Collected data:
:::

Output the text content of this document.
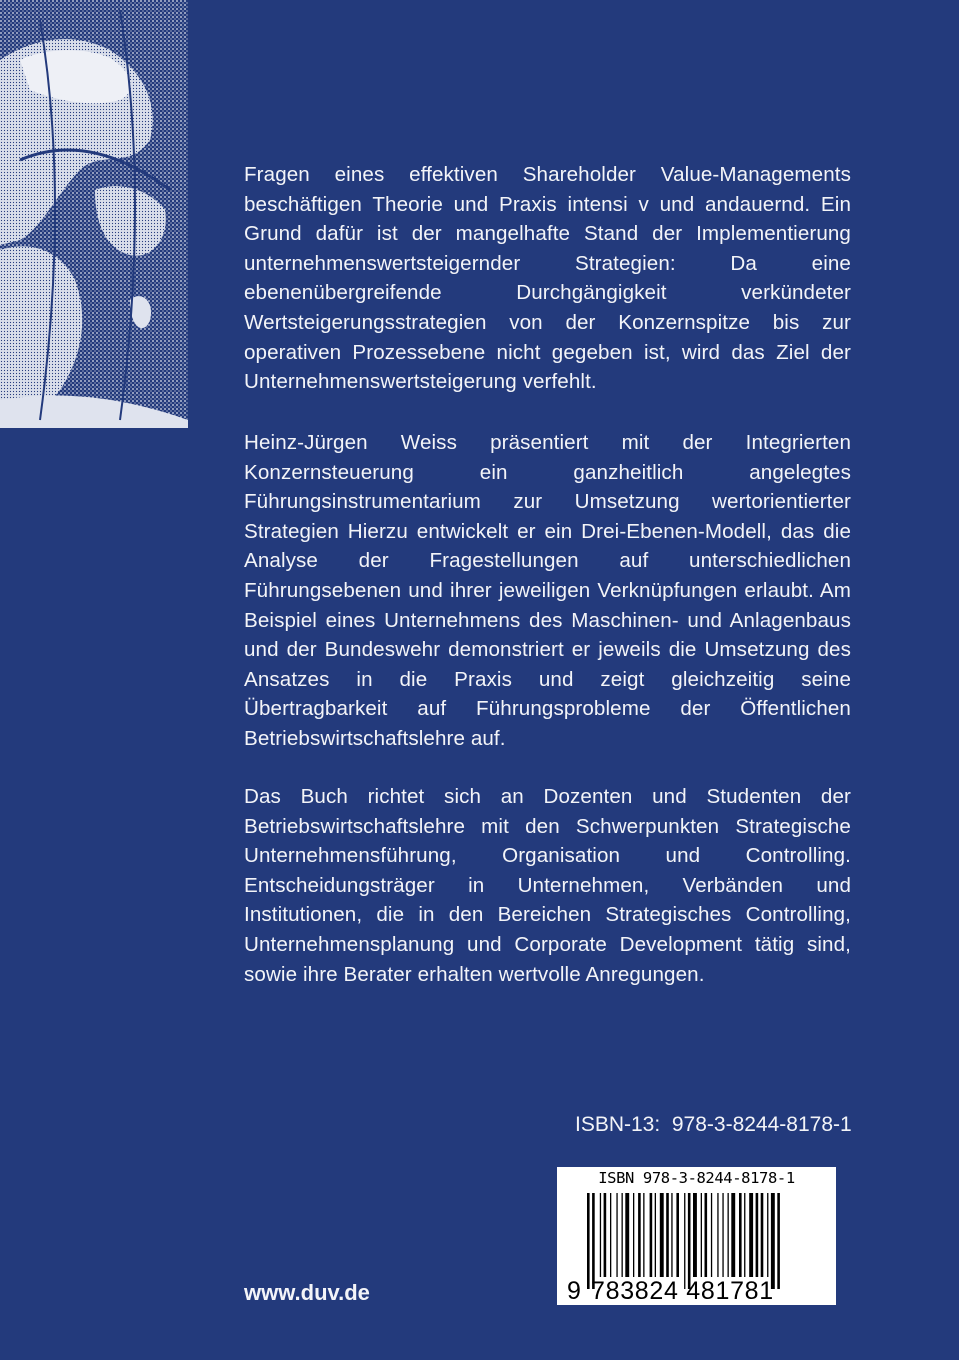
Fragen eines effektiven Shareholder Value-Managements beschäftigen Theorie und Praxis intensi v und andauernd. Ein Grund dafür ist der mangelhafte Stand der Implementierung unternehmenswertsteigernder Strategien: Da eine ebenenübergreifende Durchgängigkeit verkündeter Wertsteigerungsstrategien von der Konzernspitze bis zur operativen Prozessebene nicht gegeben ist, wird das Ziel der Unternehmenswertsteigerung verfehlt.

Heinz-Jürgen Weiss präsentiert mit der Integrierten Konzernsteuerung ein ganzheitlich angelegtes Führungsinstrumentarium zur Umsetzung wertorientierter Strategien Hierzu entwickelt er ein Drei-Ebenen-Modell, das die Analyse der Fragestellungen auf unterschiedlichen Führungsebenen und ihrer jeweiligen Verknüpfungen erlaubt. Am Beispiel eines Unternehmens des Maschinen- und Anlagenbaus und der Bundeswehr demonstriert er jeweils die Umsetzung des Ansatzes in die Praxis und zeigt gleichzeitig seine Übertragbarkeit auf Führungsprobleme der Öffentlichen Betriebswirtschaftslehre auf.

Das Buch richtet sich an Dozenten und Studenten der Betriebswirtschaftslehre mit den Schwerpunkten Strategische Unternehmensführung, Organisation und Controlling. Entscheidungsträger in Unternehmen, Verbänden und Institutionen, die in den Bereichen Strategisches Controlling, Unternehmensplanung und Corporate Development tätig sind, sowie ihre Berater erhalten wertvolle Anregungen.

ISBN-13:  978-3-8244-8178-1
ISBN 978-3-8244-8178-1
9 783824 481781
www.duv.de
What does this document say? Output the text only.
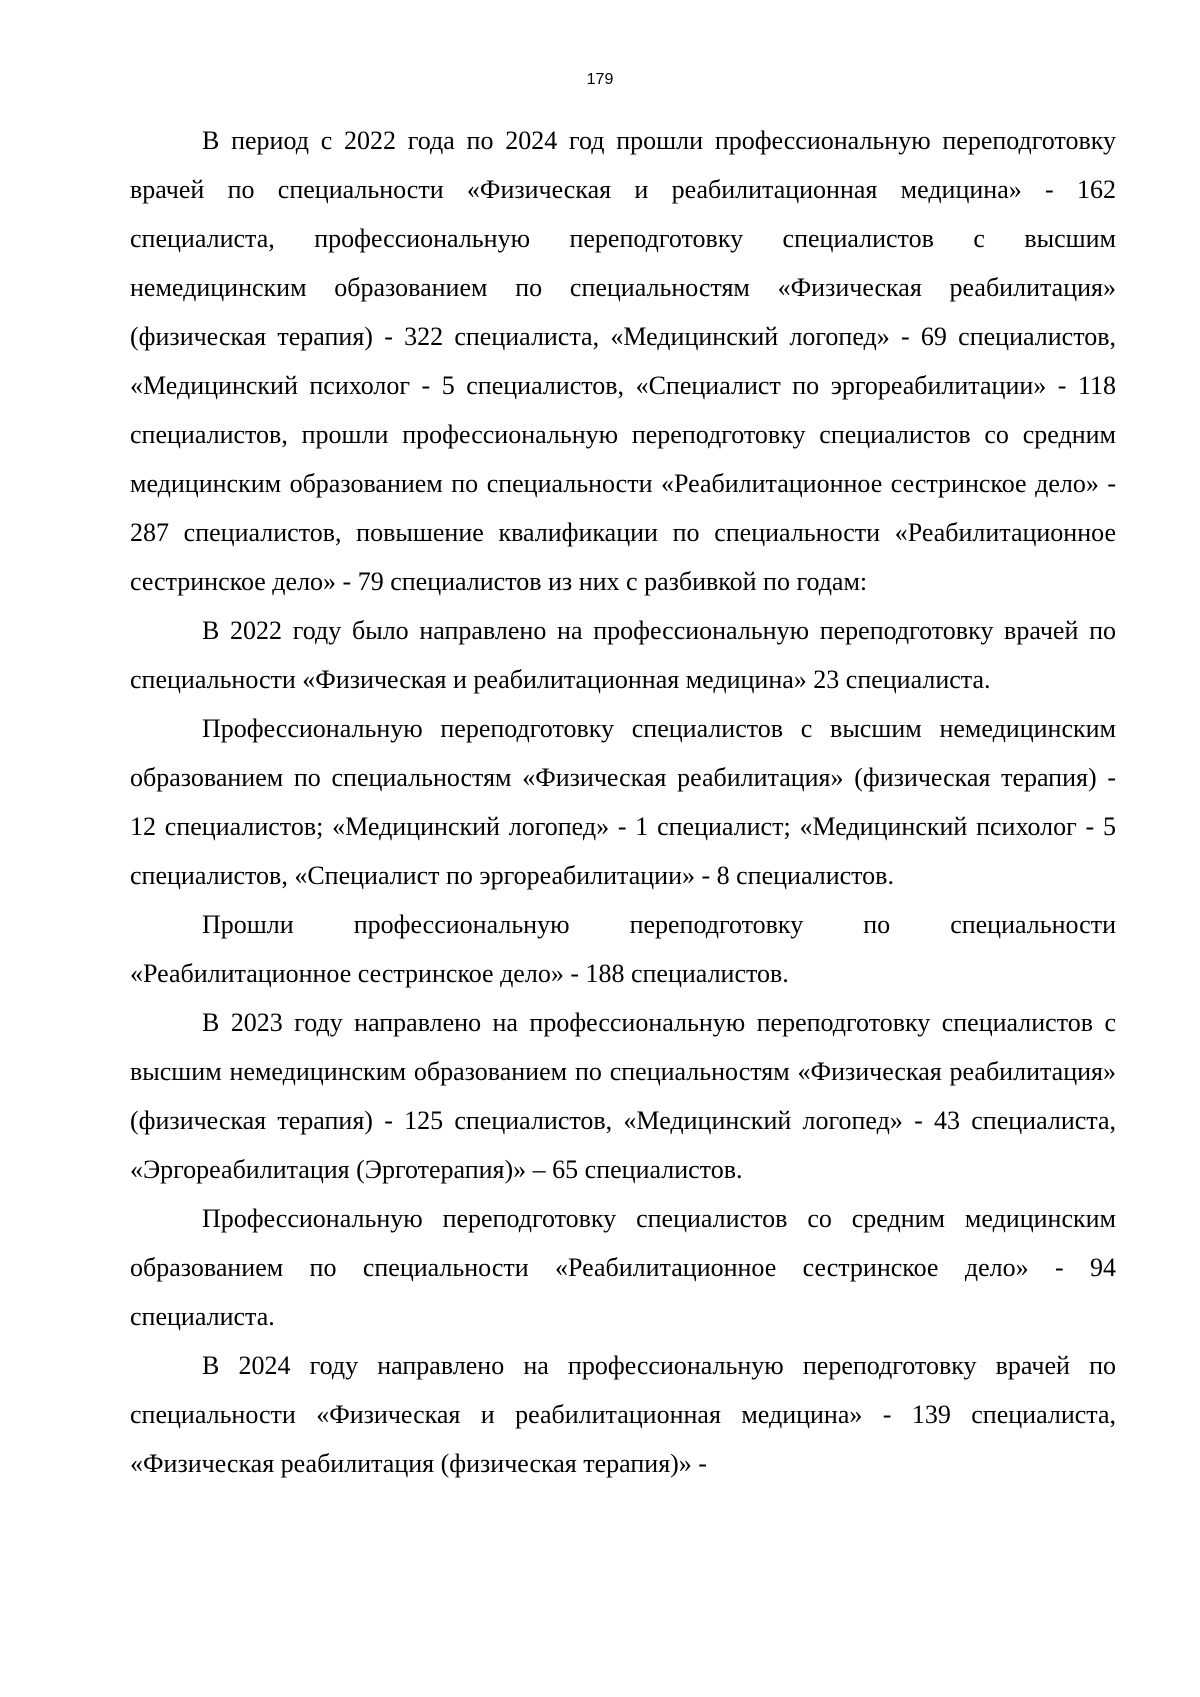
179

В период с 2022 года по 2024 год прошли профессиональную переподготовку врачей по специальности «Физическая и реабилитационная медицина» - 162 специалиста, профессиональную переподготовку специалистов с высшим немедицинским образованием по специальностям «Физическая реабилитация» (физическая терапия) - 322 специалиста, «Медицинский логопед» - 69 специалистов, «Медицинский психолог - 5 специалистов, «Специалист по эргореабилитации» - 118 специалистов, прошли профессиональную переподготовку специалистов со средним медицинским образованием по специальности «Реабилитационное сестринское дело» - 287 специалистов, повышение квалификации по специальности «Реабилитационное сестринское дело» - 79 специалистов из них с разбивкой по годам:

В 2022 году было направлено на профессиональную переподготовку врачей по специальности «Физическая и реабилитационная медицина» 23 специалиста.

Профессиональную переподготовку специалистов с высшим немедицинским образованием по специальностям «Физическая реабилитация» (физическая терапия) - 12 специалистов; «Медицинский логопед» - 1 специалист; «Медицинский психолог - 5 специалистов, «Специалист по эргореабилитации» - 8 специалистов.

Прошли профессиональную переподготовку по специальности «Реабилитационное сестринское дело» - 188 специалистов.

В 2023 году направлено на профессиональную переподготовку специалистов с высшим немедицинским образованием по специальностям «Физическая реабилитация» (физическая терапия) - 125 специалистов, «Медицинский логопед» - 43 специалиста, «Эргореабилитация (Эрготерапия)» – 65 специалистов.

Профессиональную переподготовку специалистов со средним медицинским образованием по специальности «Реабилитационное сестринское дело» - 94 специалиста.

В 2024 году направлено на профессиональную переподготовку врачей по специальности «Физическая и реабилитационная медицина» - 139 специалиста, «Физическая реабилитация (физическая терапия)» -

:::

WHAT YOU WILL DO
Pictures are to be left out; the records above must be repeated word for word.

COMPLETE RESPONSE
Output the text content of this document.
Fragen eines effektiven Shareholder Value-Managements beschäftigen Theorie und Praxis intensi v und andauernd. Ein Grund dafür ist der mangelhafte Stand der Implementierung unternehmenswertsteigernder Strategien: Da eine ebenenübergreifende Durchgängigkeit verkündeter Wertsteigerungsstrategien von der Konzernspitze bis zur operativen Prozessebene nicht gegeben ist, wird das Ziel der Unternehmenswertsteigerung verfehlt.

Heinz-Jürgen Weiss präsentiert mit der Integrierten Konzernsteuerung ein ganzheitlich angelegtes Führungsinstrumentarium zur Umsetzung wertorientierter Strategien Hierzu entwickelt er ein Drei-Ebenen-Modell, das die Analyse der Fragestellungen auf unterschiedlichen Führungsebenen und ihrer jeweiligen Verknüpfungen erlaubt. Am Beispiel eines Unternehmens des Maschinen- und Anlagenbaus und der Bundeswehr demonstriert er jeweils die Umsetzung des Ansatzes in die Praxis und zeigt gleichzeitig seine Übertragbarkeit auf Führungsprobleme der Öffentlichen Betriebswirtschaftslehre auf.

Das Buch richtet sich an Dozenten und Studenten der Betriebswirtschaftslehre mit den Schwerpunkten Strategische Unternehmensführung, Organisation und Controlling. Entscheidungsträger in Unternehmen, Verbänden und Institutionen, die in den Bereichen Strategisches Controlling, Unternehmensplanung und Corporate Development tätig sind, sowie ihre Berater erhalten wertvolle Anregungen.

ISBN-13:  978-3-8244-8178-1
ISBN 978-3-8244-8178-1
9 783824 481781
www.duv.de
What does this document say? Output the text only.
179

В период с 2022 года по 2024 год прошли профессиональную переподготовку врачей по специальности «Физическая и реабилитационная медицина» - 162 специалиста, профессиональную переподготовку специалистов с высшим немедицинским образованием по специальностям «Физическая реабилитация» (физическая терапия) - 322 специалиста, «Медицинский логопед» - 69 специалистов, «Медицинский психолог - 5 специалистов, «Специалист по эргореабилитации» - 118 специалистов, прошли профессиональную переподготовку специалистов со средним медицинским образованием по специальности «Реабилитационное сестринское дело» - 287 специалистов, повышение квалификации по специальности «Реабилитационное сестринское дело» - 79 специалистов из них с разбивкой по годам:

В 2022 году было направлено на профессиональную переподготовку врачей по специальности «Физическая и реабилитационная медицина» 23 специалиста.

Профессиональную переподготовку специалистов с высшим немедицинским образованием по специальностям «Физическая реабилитация» (физическая терапия) - 12 специалистов; «Медицинский логопед» - 1 специалист; «Медицинский психолог - 5 специалистов, «Специалист по эргореабилитации» - 8 специалистов.

Прошли профессиональную переподготовку по специальности «Реабилитационное сестринское дело» - 188 специалистов.

В 2023 году направлено на профессиональную переподготовку специалистов с высшим немедицинским образованием по специальностям «Физическая реабилитация» (физическая терапия) - 125 специалистов, «Медицинский логопед» - 43 специалиста, «Эргореабилитация (Эрготерапия)» – 65 специалистов.

Профессиональную переподготовку специалистов со средним медицинским образованием по специальности «Реабилитационное сестринское дело» - 94 специалиста.

В 2024 году направлено на профессиональную переподготовку врачей по специальности «Физическая и реабилитационная медицина» - 139 специалиста, «Физическая реабилитация (физическая терапия)» -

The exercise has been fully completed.